**WHAT THE EXERCISE ASKS:**
Pick out all lines with the word "пункт" from the records that follow.

━━━ RECORDS FOR THE TASK

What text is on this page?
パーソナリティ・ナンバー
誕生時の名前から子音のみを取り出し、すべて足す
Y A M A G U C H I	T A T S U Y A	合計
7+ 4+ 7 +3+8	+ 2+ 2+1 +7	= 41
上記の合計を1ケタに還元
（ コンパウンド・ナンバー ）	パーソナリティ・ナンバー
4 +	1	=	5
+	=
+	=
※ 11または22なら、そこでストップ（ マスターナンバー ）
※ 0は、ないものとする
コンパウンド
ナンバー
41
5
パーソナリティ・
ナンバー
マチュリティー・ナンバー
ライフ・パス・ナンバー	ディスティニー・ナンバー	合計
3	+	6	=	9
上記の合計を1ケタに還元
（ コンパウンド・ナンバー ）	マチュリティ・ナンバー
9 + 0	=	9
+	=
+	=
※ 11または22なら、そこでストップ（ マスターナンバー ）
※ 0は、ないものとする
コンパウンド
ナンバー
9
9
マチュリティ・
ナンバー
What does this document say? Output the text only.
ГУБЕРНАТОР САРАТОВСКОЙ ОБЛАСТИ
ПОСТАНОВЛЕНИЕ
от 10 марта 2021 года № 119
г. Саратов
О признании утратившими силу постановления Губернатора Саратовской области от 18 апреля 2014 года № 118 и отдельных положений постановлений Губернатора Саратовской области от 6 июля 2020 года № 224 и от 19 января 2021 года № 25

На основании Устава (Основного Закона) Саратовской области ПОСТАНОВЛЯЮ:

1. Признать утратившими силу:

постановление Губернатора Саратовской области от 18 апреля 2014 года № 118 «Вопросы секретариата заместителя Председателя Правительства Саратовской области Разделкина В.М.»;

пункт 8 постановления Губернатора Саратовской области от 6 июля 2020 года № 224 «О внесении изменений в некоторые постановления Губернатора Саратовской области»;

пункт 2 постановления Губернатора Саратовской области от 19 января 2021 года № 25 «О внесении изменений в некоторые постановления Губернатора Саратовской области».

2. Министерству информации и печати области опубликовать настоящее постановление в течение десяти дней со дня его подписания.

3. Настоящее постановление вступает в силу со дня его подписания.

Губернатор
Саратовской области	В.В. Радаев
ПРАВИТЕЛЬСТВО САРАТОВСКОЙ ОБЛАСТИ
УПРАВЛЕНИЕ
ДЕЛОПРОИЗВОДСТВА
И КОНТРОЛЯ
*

━━━━━━

**PROBLEM SOLUTION:**
пункт 8 постановления Губернатора Саратовской области от 6 июля 2020 года № 224 «О внесении изменений в некоторые постановления Губернатора Саратовской области»;
пункт 2 постановления Губернатора Саратовской области от 19 января 2021 года № 25 «О внесении изменений в некоторые постановления Губернатора Саратовской области».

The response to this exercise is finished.